» DIRECTIONS: Copy every line of the listing that holds the string "document".

-------- MATERIALS PROVIDED

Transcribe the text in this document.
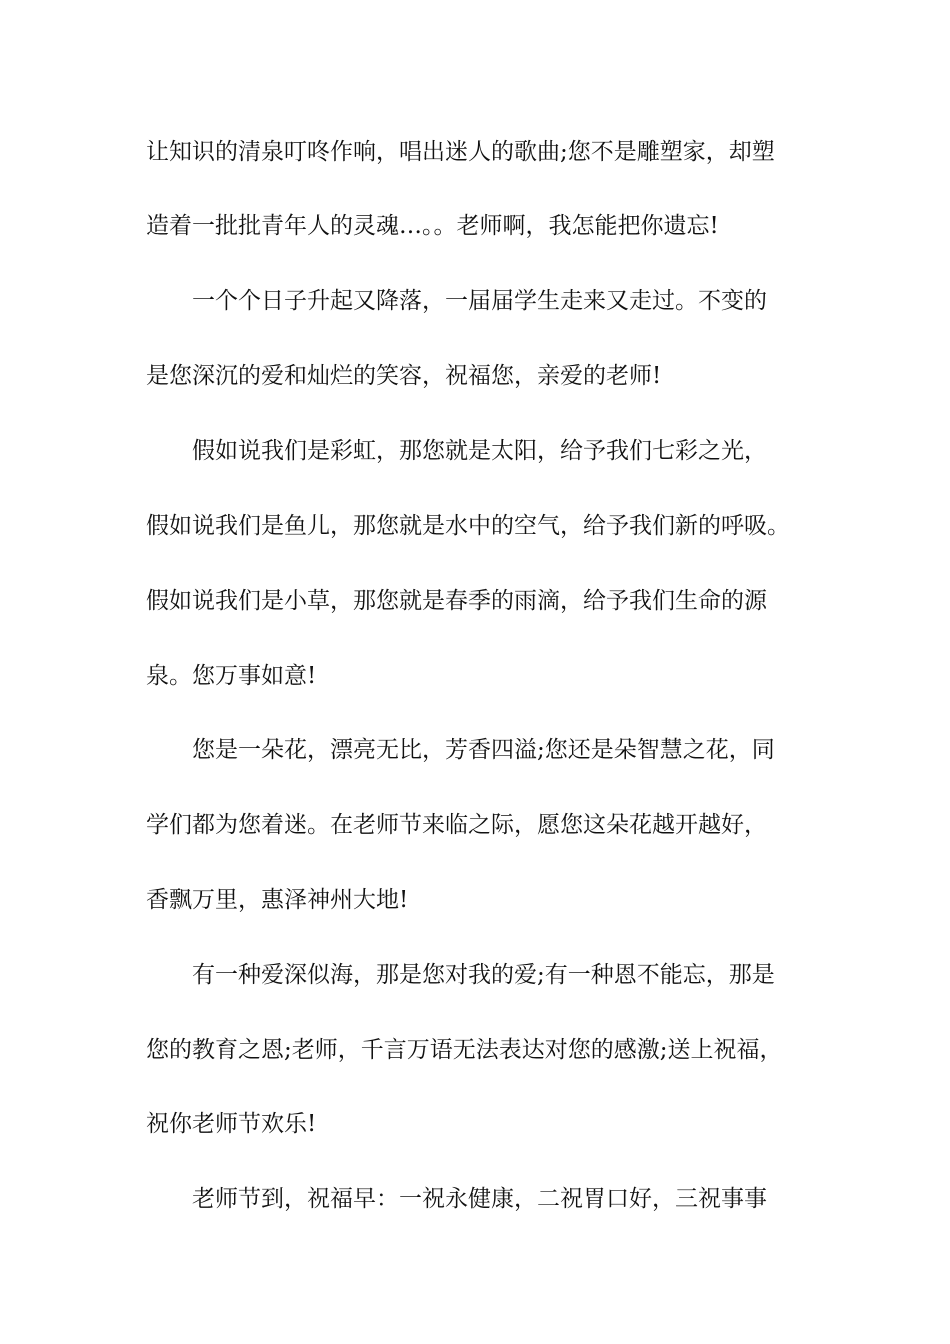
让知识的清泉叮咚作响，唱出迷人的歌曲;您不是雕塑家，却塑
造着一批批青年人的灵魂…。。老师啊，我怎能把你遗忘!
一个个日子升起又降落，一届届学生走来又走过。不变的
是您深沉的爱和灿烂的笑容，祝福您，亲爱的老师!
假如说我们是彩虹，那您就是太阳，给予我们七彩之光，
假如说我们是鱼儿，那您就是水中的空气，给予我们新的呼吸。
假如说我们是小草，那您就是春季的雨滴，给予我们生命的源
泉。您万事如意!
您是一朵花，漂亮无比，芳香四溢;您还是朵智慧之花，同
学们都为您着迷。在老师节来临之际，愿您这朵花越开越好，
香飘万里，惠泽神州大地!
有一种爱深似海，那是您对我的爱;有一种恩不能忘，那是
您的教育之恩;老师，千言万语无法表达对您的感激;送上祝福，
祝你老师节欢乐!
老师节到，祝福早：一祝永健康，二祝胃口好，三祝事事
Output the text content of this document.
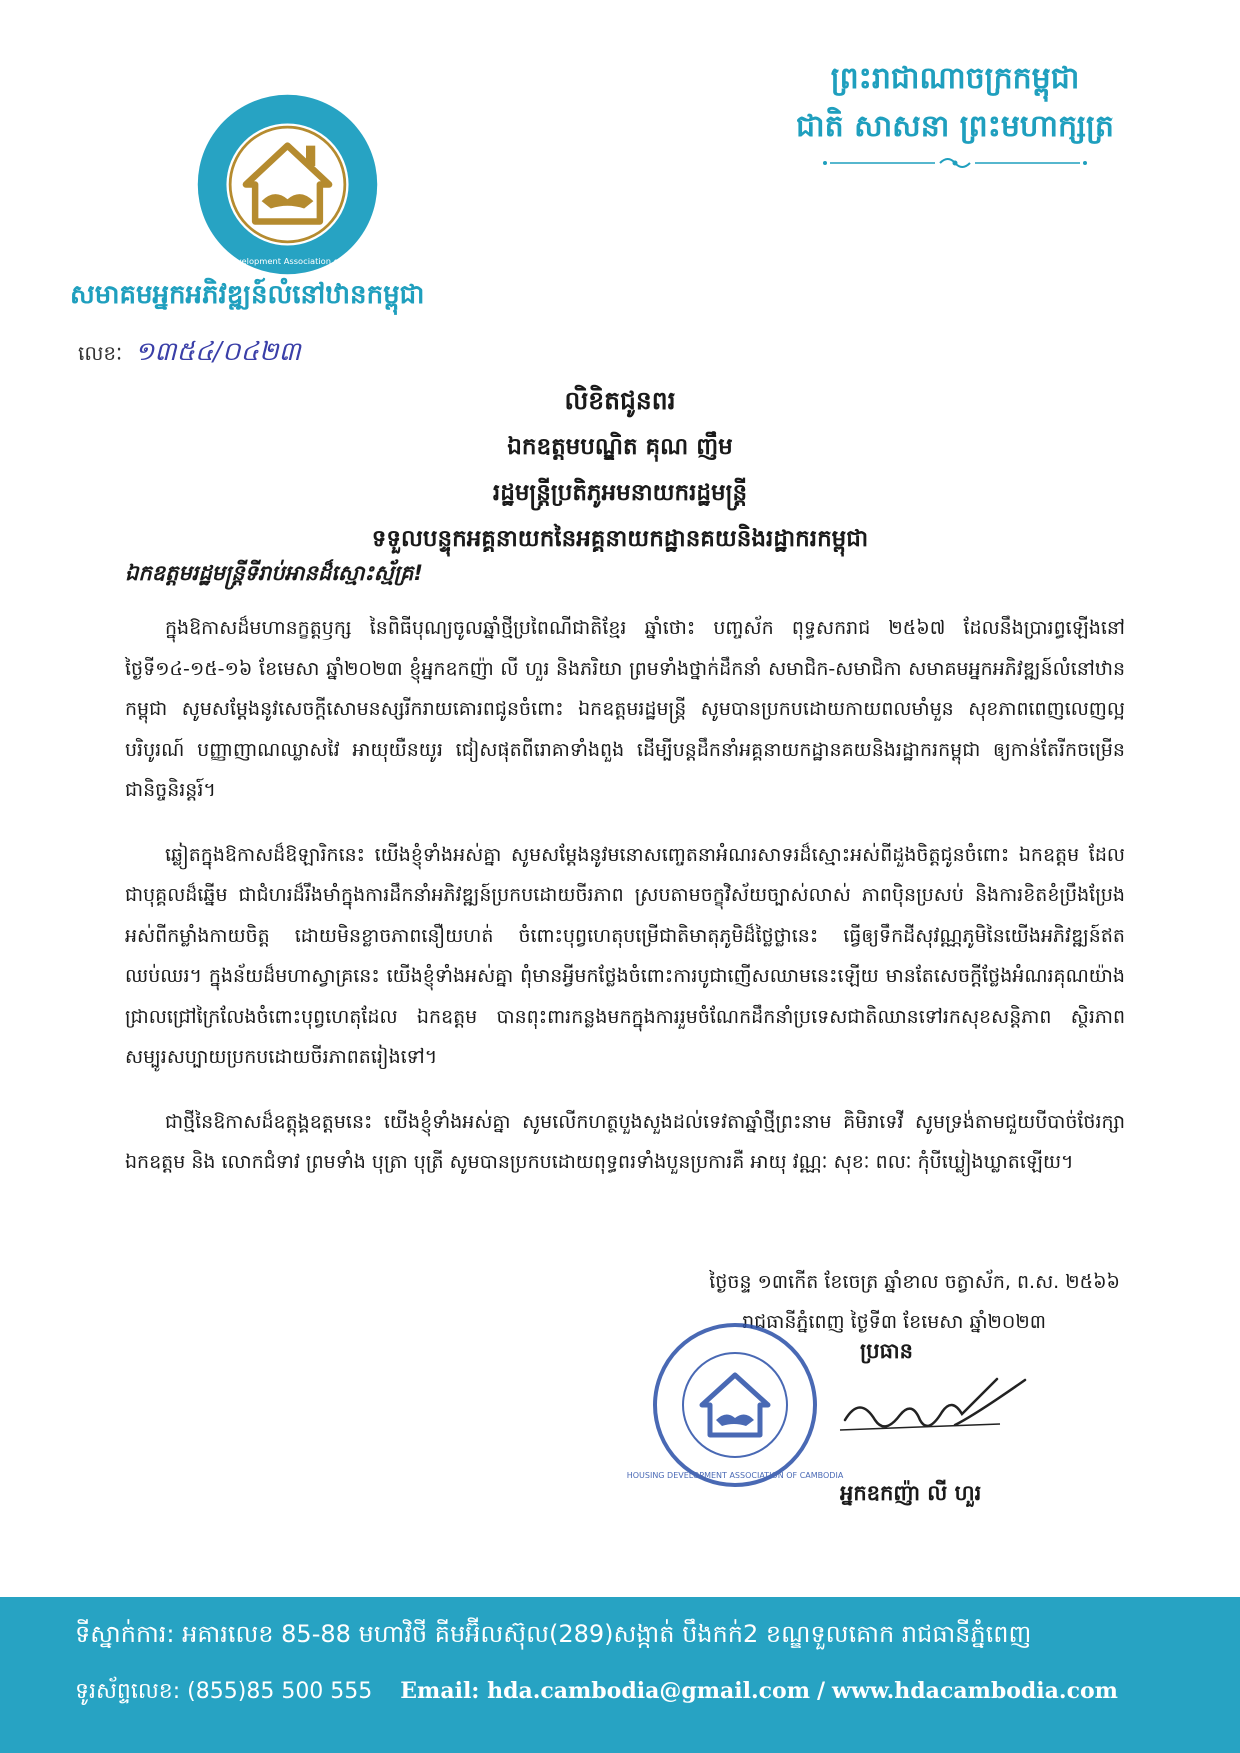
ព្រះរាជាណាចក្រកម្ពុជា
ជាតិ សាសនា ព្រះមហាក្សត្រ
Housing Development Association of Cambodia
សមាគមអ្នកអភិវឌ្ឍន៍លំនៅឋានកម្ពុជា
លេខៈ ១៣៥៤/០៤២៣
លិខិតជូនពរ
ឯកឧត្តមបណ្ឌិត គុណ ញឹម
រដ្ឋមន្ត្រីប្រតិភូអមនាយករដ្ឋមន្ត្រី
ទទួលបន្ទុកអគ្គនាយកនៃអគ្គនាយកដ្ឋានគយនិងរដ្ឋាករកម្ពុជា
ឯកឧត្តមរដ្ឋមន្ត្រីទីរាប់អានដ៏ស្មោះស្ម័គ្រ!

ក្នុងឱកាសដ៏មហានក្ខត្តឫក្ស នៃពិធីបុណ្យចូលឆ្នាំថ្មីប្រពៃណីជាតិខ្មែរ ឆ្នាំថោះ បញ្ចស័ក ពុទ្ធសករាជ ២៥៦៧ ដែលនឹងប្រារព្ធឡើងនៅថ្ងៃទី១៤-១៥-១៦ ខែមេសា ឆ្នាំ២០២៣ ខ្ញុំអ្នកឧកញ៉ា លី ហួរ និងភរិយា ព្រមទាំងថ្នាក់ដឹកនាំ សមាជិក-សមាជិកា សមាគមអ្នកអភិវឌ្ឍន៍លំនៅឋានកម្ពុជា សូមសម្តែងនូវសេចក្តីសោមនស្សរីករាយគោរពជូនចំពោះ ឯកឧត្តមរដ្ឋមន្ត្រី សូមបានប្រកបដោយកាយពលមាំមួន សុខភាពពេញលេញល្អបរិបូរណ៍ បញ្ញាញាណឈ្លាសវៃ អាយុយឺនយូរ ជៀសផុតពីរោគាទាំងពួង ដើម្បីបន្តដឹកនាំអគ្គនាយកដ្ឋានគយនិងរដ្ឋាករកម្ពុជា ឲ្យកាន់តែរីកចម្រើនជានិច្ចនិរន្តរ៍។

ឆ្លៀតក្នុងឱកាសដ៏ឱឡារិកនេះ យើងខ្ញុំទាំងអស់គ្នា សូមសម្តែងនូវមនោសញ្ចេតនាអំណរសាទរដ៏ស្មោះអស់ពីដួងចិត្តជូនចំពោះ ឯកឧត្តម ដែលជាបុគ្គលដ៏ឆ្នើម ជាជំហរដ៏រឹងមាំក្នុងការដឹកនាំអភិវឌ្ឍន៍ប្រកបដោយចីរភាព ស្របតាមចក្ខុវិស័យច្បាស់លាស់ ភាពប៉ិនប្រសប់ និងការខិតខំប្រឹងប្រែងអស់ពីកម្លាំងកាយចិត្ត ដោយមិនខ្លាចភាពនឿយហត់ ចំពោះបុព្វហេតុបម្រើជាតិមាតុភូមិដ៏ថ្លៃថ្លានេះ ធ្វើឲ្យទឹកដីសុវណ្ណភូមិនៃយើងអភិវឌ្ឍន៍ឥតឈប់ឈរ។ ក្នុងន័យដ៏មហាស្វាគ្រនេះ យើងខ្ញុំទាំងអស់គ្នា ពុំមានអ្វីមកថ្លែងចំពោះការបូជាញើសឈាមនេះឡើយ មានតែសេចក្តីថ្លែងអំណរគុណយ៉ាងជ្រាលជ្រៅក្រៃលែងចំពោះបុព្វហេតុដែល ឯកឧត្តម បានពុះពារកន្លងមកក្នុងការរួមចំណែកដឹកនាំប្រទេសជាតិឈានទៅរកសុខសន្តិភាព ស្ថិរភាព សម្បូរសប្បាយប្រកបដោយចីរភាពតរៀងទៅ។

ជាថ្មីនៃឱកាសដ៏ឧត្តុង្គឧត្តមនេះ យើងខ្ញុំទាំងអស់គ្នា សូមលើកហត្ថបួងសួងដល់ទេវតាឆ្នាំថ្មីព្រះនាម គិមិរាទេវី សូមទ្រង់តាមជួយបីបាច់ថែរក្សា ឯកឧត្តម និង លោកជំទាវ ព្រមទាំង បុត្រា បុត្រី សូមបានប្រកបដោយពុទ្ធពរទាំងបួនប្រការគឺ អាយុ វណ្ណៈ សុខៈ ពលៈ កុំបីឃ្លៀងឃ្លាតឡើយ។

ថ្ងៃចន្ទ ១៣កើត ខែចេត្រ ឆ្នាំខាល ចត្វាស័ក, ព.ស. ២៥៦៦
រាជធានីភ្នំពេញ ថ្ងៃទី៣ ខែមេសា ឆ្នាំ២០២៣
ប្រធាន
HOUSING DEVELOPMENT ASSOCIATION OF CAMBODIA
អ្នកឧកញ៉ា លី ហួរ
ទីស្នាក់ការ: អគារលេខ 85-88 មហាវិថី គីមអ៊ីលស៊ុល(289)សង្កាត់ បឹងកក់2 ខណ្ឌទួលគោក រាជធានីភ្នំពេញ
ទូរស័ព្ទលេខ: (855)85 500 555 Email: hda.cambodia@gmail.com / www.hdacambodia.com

----------------

» EXPECTED OUTPUT:
Transcribe the text in this document.
Output the text content of this document.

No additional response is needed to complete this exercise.